**Work to complete**
Transcribe all records exactly.
============
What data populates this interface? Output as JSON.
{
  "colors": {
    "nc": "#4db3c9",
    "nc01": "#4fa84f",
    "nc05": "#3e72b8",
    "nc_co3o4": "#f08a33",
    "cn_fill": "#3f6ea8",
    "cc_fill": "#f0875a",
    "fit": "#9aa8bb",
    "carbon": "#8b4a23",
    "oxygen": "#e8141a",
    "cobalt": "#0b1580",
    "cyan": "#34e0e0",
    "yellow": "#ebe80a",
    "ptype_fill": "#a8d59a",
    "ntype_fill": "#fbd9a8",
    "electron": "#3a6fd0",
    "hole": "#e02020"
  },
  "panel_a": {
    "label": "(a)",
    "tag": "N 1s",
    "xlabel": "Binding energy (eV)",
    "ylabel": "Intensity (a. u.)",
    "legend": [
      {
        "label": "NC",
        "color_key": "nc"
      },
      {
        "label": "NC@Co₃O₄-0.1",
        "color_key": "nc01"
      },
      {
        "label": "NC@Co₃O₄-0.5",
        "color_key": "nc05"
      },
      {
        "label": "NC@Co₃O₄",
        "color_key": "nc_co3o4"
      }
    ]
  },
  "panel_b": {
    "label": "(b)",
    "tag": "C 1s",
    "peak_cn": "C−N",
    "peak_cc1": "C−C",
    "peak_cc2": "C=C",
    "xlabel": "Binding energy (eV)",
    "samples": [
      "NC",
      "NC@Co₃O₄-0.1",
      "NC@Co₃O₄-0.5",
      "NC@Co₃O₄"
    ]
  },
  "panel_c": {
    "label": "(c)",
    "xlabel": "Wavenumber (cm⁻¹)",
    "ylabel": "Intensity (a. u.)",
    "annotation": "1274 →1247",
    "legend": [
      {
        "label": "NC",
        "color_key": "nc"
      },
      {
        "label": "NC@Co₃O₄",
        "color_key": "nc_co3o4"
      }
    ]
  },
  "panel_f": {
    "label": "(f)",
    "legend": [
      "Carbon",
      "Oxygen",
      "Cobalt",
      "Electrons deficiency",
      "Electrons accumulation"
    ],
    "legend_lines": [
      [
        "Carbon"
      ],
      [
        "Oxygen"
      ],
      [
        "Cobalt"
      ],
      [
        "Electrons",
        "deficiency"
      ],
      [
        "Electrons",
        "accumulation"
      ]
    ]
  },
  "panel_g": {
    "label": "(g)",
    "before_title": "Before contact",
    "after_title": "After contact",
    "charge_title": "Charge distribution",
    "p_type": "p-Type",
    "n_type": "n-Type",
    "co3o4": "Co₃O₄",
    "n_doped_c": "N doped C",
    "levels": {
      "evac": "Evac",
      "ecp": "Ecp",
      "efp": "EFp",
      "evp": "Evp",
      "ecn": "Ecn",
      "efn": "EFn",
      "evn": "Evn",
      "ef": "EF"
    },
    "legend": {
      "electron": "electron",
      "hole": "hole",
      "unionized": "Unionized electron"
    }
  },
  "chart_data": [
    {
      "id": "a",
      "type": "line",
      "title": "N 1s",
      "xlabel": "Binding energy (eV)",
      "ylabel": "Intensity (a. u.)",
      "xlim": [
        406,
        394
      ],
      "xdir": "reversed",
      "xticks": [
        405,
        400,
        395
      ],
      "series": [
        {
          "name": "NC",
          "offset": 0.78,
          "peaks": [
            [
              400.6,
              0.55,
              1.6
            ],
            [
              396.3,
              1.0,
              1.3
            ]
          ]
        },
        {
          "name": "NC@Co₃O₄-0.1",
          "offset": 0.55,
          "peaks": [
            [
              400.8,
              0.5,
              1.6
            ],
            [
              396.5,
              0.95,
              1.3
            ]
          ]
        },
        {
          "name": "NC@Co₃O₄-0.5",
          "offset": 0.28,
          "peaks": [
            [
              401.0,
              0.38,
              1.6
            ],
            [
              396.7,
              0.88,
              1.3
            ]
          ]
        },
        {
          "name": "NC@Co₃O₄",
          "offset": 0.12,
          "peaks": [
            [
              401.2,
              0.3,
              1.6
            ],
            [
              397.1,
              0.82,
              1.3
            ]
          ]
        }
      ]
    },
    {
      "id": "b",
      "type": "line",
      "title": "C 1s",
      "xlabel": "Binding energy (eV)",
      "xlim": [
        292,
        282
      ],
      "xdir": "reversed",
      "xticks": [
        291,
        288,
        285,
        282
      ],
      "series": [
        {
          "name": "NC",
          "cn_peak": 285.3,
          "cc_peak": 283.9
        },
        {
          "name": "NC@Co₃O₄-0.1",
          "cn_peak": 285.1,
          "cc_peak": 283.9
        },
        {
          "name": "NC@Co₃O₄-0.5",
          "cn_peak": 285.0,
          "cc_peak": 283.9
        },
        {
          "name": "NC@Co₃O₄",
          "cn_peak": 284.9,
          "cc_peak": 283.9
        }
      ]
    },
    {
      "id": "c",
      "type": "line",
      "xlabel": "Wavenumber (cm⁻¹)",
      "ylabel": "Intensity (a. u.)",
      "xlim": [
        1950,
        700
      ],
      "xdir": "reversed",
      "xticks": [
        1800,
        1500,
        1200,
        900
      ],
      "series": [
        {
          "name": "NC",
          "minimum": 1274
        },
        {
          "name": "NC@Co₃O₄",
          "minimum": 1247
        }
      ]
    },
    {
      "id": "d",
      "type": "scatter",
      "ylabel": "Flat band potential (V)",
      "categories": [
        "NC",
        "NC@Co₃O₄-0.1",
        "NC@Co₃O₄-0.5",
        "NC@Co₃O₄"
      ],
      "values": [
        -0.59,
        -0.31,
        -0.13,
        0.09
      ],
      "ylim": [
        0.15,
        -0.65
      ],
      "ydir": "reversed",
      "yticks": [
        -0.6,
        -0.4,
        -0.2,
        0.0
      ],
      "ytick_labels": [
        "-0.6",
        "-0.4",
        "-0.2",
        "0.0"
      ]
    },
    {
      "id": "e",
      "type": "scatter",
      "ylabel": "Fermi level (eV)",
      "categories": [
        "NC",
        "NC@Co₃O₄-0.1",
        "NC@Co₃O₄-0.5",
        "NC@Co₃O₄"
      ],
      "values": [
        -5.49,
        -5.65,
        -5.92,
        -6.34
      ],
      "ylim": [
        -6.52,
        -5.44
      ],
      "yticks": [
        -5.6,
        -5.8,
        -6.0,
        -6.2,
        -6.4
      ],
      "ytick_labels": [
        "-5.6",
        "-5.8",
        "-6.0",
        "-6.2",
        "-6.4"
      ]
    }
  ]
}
============
**The answer**
What data populates this interface? Output as JSON.
{
  "colors": {
    "nc": "#4db3c9",
    "nc01": "#4fa84f",
    "nc05": "#3e72b8",
    "nc_co3o4": "#f08a33",
    "cn_fill": "#3f6ea8",
    "cc_fill": "#f0875a",
    "fit": "#9aa8bb",
    "carbon": "#8b4a23",
    "oxygen": "#e8141a",
    "cobalt": "#0b1580",
    "cyan": "#34e0e0",
    "yellow": "#ebe80a",
    "ptype_fill": "#a8d59a",
    "ntype_fill": "#fbd9a8",
    "electron": "#3a6fd0",
    "hole": "#e02020"
  },
  "panel_a": {
    "label": "(a)",
    "tag": "N 1s",
    "xlabel": "Binding energy (eV)",
    "ylabel": "Intensity (a. u.)",
    "legend": [
      {
        "label": "NC",
        "color_key": "nc"
      },
      {
        "label": "NC@Co₃O₄-0.1",
        "color_key": "nc01"
      },
      {
        "label": "NC@Co₃O₄-0.5",
        "color_key": "nc05"
      },
      {
        "label": "NC@Co₃O₄",
        "color_key": "nc_co3o4"
      }
    ]
  },
  "panel_b": {
    "label": "(b)",
    "tag": "C 1s",
    "peak_cn": "C−N",
    "peak_cc1": "C−C",
    "peak_cc2": "C=C",
    "xlabel": "Binding energy (eV)",
    "samples": [
      "NC",
      "NC@Co₃O₄-0.1",
      "NC@Co₃O₄-0.5",
      "NC@Co₃O₄"
    ]
  },
  "panel_c": {
    "label": "(c)",
    "xlabel": "Wavenumber (cm⁻¹)",
    "ylabel": "Intensity (a. u.)",
    "annotation": "1274 →1247",
    "legend": [
      {
        "label": "NC",
        "color_key": "nc"
      },
      {
        "label": "NC@Co₃O₄",
        "color_key": "nc_co3o4"
      }
    ]
  },
  "panel_f": {
    "label": "(f)",
    "legend": [
      "Carbon",
      "Oxygen",
      "Cobalt",
      "Electrons deficiency",
      "Electrons accumulation"
    ],
    "legend_lines": [
      [
        "Carbon"
      ],
      [
        "Oxygen"
      ],
      [
        "Cobalt"
      ],
      [
        "Electrons",
        "deficiency"
      ],
      [
        "Electrons",
        "accumulation"
      ]
    ]
  },
  "panel_g": {
    "label": "(g)",
    "before_title": "Before contact",
    "after_title": "After contact",
    "charge_title": "Charge distribution",
    "p_type": "p-Type",
    "n_type": "n-Type",
    "co3o4": "Co₃O₄",
    "n_doped_c": "N doped C",
    "levels": {
      "evac": "Evac",
      "ecp": "Ecp",
      "efp": "EFp",
      "evp": "Evp",
      "ecn": "Ecn",
      "efn": "EFn",
      "evn": "Evn",
      "ef": "EF"
    },
    "legend": {
      "electron": "electron",
      "hole": "hole",
      "unionized": "Unionized electron"
    }
  },
  "chart_data": [
    {
      "id": "a",
      "type": "line",
      "title": "N 1s",
      "xlabel": "Binding energy (eV)",
      "ylabel": "Intensity (a. u.)",
      "xlim": [
        406,
        394
      ],
      "xdir": "reversed",
      "xticks": [
        405,
        400,
        395
      ],
      "series": [
        {
          "name": "NC",
          "offset": 0.78,
          "peaks": [
            [
              400.6,
              0.55,
              1.6
            ],
            [
              396.3,
              1.0,
              1.3
            ]
          ]
        },
        {
          "name": "NC@Co₃O₄-0.1",
          "offset": 0.55,
          "peaks": [
            [
              400.8,
              0.5,
              1.6
            ],
            [
              396.5,
              0.95,
              1.3
            ]
          ]
        },
        {
          "name": "NC@Co₃O₄-0.5",
          "offset": 0.28,
          "peaks": [
            [
              401.0,
              0.38,
              1.6
            ],
            [
              396.7,
              0.88,
              1.3
            ]
          ]
        },
        {
          "name": "NC@Co₃O₄",
          "offset": 0.12,
          "peaks": [
            [
              401.2,
              0.3,
              1.6
            ],
            [
              397.1,
              0.82,
              1.3
            ]
          ]
        }
      ]
    },
    {
      "id": "b",
      "type": "line",
      "title": "C 1s",
      "xlabel": "Binding energy (eV)",
      "xlim": [
        292,
        282
      ],
      "xdir": "reversed",
      "xticks": [
        291,
        288,
        285,
        282
      ],
      "series": [
        {
          "name": "NC",
          "cn_peak": 285.3,
          "cc_peak": 283.9
        },
        {
          "name": "NC@Co₃O₄-0.1",
          "cn_peak": 285.1,
          "cc_peak": 283.9
        },
        {
          "name": "NC@Co₃O₄-0.5",
          "cn_peak": 285.0,
          "cc_peak": 283.9
        },
        {
          "name": "NC@Co₃O₄",
          "cn_peak": 284.9,
          "cc_peak": 283.9
        }
      ]
    },
    {
      "id": "c",
      "type": "line",
      "xlabel": "Wavenumber (cm⁻¹)",
      "ylabel": "Intensity (a. u.)",
      "xlim": [
        1950,
        700
      ],
      "xdir": "reversed",
      "xticks": [
        1800,
        1500,
        1200,
        900
      ],
      "series": [
        {
          "name": "NC",
          "minimum": 1274
        },
        {
          "name": "NC@Co₃O₄",
          "minimum": 1247
        }
      ]
    },
    {
      "id": "d",
      "type": "scatter",
      "ylabel": "Flat band potential (V)",
      "categories": [
        "NC",
        "NC@Co₃O₄-0.1",
        "NC@Co₃O₄-0.5",
        "NC@Co₃O₄"
      ],
      "values": [
        -0.59,
        -0.31,
        -0.13,
        0.09
      ],
      "ylim": [
        0.15,
        -0.65
      ],
      "ydir": "reversed",
      "yticks": [
        -0.6,
        -0.4,
        -0.2,
        0.0
      ],
      "ytick_labels": [
        "-0.6",
        "-0.4",
        "-0.2",
        "0.0"
      ]
    },
    {
      "id": "e",
      "type": "scatter",
      "ylabel": "Fermi level (eV)",
      "categories": [
        "NC",
        "NC@Co₃O₄-0.1",
        "NC@Co₃O₄-0.5",
        "NC@Co₃O₄"
      ],
      "values": [
        -5.49,
        -5.65,
        -5.92,
        -6.34
      ],
      "ylim": [
        -6.52,
        -5.44
      ],
      "yticks": [
        -5.6,
        -5.8,
        -6.0,
        -6.2,
        -6.4
      ],
      "ytick_labels": [
        "-5.6",
        "-5.8",
        "-6.0",
        "-6.2",
        "-6.4"
      ]
    }
  ]
}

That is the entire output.